* **TASK INSTRUCTIONS**: Work out how many lines of the listing hold the string "screenshot". Answer with that number alone.

* **DATASET EXCERPTS**:
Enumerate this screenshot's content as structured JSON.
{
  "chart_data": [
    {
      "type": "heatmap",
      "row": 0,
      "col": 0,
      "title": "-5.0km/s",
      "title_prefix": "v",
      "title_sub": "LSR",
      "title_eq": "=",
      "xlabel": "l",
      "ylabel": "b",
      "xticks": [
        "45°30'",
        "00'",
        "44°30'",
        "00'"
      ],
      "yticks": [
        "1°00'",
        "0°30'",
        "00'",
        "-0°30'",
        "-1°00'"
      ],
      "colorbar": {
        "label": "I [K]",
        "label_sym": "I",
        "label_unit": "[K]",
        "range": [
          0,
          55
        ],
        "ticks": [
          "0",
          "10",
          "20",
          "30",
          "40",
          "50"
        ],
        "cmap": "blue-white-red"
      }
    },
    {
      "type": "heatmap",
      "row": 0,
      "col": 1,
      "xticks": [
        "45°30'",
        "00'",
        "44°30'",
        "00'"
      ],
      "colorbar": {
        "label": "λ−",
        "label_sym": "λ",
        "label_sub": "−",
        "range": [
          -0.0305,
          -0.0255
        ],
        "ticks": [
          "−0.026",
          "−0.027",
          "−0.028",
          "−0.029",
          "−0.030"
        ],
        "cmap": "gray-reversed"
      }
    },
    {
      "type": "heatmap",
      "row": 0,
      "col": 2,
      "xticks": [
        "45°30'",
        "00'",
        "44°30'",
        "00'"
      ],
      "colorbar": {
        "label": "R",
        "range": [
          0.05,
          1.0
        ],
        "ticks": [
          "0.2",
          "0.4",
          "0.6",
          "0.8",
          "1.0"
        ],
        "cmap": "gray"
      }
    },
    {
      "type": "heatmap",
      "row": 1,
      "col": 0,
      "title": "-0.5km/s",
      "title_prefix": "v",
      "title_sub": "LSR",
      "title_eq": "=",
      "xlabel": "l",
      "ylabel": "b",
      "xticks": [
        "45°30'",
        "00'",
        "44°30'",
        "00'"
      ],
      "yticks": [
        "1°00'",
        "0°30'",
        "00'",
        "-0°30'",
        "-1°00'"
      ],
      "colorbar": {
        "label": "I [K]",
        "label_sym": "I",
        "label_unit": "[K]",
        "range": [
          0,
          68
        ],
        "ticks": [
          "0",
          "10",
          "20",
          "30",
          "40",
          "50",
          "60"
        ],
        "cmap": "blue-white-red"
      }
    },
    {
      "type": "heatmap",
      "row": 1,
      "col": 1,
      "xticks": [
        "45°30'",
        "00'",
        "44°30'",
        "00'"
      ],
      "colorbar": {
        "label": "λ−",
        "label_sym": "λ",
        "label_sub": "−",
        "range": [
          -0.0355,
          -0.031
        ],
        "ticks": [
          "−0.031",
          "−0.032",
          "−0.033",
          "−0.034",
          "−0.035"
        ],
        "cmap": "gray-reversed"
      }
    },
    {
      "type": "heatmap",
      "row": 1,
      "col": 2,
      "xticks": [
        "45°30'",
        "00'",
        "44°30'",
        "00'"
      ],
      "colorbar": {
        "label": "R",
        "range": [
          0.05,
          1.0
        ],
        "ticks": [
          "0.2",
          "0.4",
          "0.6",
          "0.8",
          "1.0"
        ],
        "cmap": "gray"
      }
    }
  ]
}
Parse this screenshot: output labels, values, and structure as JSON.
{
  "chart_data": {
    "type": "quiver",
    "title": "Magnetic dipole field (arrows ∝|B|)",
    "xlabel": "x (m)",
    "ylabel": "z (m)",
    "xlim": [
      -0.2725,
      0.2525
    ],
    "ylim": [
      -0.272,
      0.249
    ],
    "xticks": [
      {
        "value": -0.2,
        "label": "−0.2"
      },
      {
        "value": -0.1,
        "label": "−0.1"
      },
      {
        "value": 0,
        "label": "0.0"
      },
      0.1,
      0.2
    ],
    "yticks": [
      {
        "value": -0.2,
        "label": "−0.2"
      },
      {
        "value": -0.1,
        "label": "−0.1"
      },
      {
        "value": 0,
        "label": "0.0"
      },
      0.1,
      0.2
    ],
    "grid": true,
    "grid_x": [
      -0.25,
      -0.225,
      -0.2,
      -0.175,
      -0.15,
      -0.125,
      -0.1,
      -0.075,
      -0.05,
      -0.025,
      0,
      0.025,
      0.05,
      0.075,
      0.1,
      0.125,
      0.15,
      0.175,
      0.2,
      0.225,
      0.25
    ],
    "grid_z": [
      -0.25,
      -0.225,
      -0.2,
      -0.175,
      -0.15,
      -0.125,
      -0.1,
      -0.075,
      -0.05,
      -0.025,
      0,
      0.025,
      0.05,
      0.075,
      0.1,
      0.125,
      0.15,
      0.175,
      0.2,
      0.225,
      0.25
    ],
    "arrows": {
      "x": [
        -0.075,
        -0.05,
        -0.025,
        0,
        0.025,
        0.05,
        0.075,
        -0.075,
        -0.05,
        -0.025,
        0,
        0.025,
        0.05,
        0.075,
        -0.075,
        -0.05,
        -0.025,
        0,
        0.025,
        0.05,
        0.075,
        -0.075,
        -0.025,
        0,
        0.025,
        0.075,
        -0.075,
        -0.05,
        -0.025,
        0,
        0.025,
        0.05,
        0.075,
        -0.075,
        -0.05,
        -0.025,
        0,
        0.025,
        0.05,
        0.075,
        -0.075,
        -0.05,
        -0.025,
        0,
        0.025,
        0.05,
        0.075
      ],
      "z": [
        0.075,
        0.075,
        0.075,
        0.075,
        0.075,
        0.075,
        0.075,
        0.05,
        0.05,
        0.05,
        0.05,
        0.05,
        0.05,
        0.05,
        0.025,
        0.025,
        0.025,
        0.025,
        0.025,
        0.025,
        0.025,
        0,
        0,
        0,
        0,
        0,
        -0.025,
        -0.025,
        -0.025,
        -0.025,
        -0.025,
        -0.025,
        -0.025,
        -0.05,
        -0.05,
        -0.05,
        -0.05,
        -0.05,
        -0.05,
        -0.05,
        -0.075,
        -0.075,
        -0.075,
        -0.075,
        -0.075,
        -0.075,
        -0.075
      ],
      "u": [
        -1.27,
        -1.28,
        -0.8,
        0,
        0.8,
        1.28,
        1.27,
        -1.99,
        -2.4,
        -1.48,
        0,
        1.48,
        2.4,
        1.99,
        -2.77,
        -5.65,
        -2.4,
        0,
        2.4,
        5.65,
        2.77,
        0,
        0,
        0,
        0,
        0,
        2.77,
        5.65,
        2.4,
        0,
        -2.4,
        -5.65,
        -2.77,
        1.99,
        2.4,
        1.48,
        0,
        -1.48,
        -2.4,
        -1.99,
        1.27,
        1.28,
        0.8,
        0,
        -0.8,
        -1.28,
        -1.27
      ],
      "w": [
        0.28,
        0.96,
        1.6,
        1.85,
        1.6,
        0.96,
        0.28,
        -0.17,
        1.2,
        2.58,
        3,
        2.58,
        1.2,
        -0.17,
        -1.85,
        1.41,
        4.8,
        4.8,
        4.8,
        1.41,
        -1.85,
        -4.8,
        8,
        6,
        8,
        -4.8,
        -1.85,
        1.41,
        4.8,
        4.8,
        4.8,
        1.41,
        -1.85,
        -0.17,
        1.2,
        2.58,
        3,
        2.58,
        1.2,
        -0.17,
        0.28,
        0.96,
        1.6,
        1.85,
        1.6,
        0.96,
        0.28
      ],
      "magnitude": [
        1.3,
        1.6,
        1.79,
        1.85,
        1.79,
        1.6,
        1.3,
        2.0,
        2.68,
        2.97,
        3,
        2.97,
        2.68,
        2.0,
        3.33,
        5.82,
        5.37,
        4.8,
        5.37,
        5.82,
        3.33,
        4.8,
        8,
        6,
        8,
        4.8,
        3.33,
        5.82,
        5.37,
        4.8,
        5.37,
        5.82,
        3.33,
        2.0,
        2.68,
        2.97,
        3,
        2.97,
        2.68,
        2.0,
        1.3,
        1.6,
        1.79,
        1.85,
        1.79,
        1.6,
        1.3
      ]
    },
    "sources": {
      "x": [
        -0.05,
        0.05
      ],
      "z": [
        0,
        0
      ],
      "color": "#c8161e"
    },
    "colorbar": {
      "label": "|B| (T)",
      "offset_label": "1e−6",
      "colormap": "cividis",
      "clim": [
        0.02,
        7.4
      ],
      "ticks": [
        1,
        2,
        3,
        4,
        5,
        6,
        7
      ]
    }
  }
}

* **CORRECT RESULT**: 2